Photo: Christine Miess


Photo: Anja Beutler


Naïma Mazic

is an Austrian dancer and choreographer based in Vienna and Brussels. She founded the association more2rhythm and the n ï m company in 2016. 2018/19 she has been resident choreographer at K3 Tanzplan/Kampnagel, is doing her MA in Performance Studies at NYU TISCH and studied at P.A.R.T.S., the Reykjavik Academy of Arts and MUK in Vienna. She had been invited to be part of the HipHop Continuum at Jacob’s Pillow Dance Festival with Rennie Harris and received the Impulstanz DanceWeb Scholarship15. She is a dancer for Israeli Choroegrapher Talia De Vries, has been choreographic assistant to filmmaker Athina Tsangari, choreographer Erna Òmarsdottir and Alix Eynaudi.

Naïma concentrates on the musical independency of dancers of different backgrounds and on the collaboration with Jazz musicians. Her choreographic work is influenced by House Dance and by tools of Jazz music, such as uneven meters and polyrhythms. Mazic developed and showed her work in Havana, Paris, Pamplona, New York, Kolkata, Vienna, Brussels, Hamburg and more, with residencies at workSpaceBrussles, ImPulsTanz, Menagerie de Verre and developed the workshop OF(F) Rhythm based on her own research.
Most recently she performed THE CHANGING SAME with movement research at Judson Church NYC.  The next work of n ï m, PoLy-Mirrors. A re-performance of feminine diagonals, will be shown at the Festival Living Away in NYC May 2020 and at the brut imagetanz Festival in Vienna spring 2021. Currently she is conducting research on the femininity of jazz music and is in exchange with female jazz musicians, interested in working with music of composers such as Carla Bley, Abbey Lincoln, Julia Kadel, Allison Miller, María Kim Grand and many more.

The goal of n ï m is to be a stable team that keeps refining its tools and concepts. As a company we focus not only on the exchange between dance and music, but we want to take, learn and grasp from each other within different mediums, always concentrating on the resulting polyphony of our distinct fields.

=======

**Brief A:**
Answer these questions from the Naïma Mazic biography:
(i) In what year did she found the association more2rhythm and the n ï m company?
(ii) At which Vienna festival will PoLy-Mirrors be shown in spring 2021?
(iii) Where did she most recently perform THE CHANGING SAME?
**Brief B:** List every composer the Naïma Mazic biography names in connection with her interest in working with the music of female jazz musicians.
**Brief C:** Print the Naïma Mazic biography from "is an Austrian" to "and Alix Eynaudi.".
The material after this point is separate from the Naïma Mazic biography.

**Information provided:**
=======

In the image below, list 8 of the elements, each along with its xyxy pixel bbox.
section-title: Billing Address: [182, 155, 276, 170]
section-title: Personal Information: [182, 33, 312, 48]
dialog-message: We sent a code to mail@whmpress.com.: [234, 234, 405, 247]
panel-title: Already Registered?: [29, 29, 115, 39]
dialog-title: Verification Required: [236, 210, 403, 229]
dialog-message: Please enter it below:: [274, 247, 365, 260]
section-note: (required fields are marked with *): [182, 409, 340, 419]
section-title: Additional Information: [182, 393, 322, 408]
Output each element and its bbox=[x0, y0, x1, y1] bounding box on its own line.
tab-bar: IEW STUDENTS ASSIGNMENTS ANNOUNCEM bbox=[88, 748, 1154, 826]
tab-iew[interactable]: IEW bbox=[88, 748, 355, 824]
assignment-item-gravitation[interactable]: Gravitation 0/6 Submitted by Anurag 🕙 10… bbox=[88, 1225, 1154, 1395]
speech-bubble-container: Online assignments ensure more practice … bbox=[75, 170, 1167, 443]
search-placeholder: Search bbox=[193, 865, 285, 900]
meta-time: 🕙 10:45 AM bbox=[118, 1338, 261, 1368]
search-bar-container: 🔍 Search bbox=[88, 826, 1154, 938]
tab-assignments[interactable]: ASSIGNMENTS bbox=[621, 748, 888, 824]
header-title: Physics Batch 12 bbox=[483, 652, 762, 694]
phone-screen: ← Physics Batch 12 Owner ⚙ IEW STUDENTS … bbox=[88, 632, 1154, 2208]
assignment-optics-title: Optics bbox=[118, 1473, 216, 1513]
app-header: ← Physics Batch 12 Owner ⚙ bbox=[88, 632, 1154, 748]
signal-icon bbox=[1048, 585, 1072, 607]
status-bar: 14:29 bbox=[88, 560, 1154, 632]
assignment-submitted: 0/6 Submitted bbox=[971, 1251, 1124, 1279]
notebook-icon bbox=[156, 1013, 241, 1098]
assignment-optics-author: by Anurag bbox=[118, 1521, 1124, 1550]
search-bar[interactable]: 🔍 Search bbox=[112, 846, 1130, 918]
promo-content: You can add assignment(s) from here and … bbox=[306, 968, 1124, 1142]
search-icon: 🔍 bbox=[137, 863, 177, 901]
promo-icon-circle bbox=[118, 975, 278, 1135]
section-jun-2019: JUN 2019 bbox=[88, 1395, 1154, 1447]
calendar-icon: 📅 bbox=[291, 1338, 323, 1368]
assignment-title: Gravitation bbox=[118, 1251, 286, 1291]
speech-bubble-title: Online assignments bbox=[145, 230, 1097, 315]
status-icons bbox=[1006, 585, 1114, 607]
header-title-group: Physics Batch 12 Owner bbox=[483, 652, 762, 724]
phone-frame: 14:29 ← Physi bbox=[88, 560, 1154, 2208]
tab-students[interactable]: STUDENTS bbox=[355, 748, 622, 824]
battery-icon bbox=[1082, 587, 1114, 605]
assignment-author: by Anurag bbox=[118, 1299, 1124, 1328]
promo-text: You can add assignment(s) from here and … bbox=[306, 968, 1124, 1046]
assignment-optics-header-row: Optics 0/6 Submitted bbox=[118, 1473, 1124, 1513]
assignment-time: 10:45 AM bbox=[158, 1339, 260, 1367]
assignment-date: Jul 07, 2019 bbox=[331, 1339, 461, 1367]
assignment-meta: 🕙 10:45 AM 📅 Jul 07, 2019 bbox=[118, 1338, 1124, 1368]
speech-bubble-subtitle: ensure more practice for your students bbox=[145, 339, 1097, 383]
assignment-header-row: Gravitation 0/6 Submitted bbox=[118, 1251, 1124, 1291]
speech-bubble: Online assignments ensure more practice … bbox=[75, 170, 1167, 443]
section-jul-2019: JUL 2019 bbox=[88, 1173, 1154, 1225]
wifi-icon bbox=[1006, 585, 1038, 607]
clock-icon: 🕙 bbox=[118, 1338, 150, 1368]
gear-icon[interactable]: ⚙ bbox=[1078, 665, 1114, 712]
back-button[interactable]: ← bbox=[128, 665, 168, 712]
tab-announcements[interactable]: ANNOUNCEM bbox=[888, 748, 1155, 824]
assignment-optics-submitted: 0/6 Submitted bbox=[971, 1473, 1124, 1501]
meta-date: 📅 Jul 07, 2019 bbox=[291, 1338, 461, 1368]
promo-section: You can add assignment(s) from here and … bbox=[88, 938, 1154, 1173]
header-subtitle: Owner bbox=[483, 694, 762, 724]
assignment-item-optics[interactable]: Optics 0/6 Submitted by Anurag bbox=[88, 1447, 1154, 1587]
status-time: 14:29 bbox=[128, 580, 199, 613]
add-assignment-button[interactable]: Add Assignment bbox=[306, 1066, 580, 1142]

=======

**Written solution A:**
(i) 2016
(ii) The brut imagetanz Festival
(iii) At Judson Church NYC

**Written solution B:**
Carla Bley
Abbey Lincoln
Julia Kadel
Allison Miller
María Kim Grand

**Written solution C:**
is an Austrian dancer and choreographer based in Vienna and Brussels. She founded the association more2rhythm and the n ï m company in 2016. 2018/19 she has been resident choreographer at K3 Tanzplan/Kampnagel, is doing her MA in Performance Studies at NYU TISCH and studied at P.A.R.T.S., the Reykjavik Academy of Arts and MUK in Vienna. She had been invited to be part of the HipHop Continuum at Jacob’s Pillow Dance Festival with Rennie Harris and received the Impulstanz DanceWeb Scholarship15. She is a dancer for Israeli Choroegrapher Talia De Vries, has been choreographic assistant to filmmaker Athina Tsangari, choreographer Erna Òmarsdottir and Alix Eynaudi.